■ **Task instructions**: Return every line below as is, leaving out the pictures.

______________________________

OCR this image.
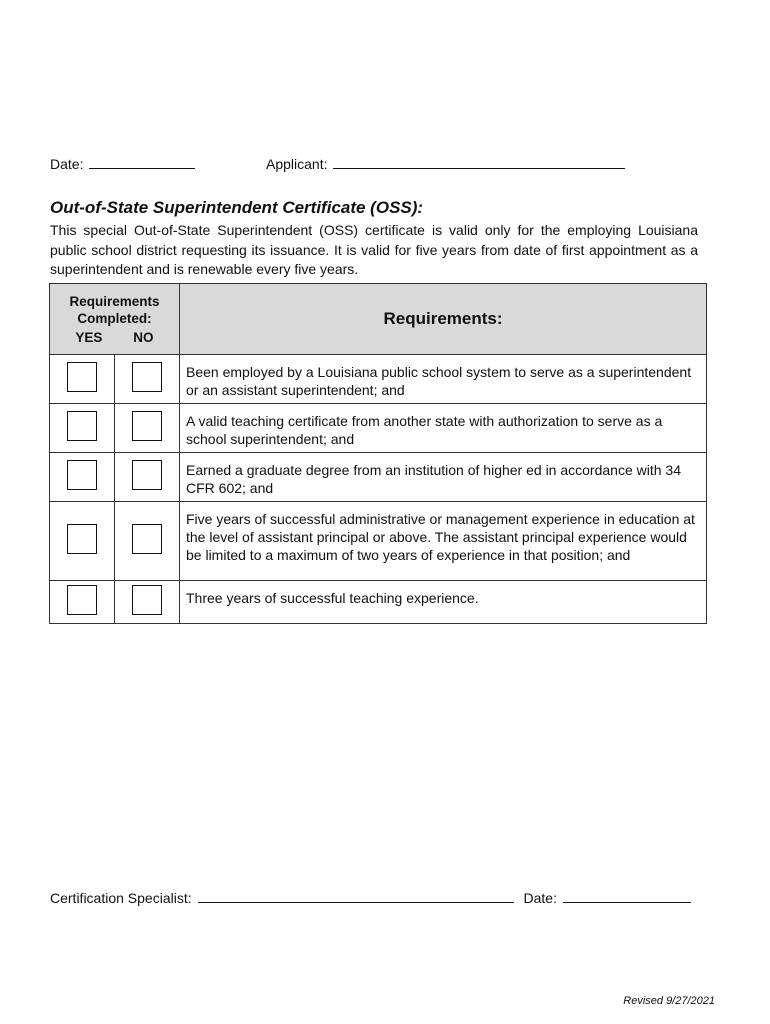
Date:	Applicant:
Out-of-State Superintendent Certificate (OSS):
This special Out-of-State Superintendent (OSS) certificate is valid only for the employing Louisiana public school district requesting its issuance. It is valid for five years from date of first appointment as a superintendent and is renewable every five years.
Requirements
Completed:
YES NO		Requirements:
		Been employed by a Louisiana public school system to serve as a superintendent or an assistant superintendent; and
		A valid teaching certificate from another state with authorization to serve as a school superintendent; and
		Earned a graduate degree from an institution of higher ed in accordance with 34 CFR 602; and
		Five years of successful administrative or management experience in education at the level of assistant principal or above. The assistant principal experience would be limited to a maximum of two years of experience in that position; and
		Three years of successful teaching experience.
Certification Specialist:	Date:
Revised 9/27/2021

______________________________

■ **The solution**:
OCR this image.
Date:	Applicant:
Out-of-State Superintendent Certificate (OSS):
This special Out-of-State Superintendent (OSS) certificate is valid only for the employing Louisiana public school district requesting its issuance. It is valid for five years from date of first appointment as a superintendent and is renewable every five years.
Requirements
Completed:
YES NO		Requirements:
		Been employed by a Louisiana public school system to serve as a superintendent or an assistant superintendent; and
		A valid teaching certificate from another state with authorization to serve as a school superintendent; and
		Earned a graduate degree from an institution of higher ed in accordance with 34 CFR 602; and
		Five years of successful administrative or management experience in education at the level of assistant principal or above. The assistant principal experience would be limited to a maximum of two years of experience in that position; and
		Three years of successful teaching experience.
Certification Specialist:	Date:
Revised 9/27/2021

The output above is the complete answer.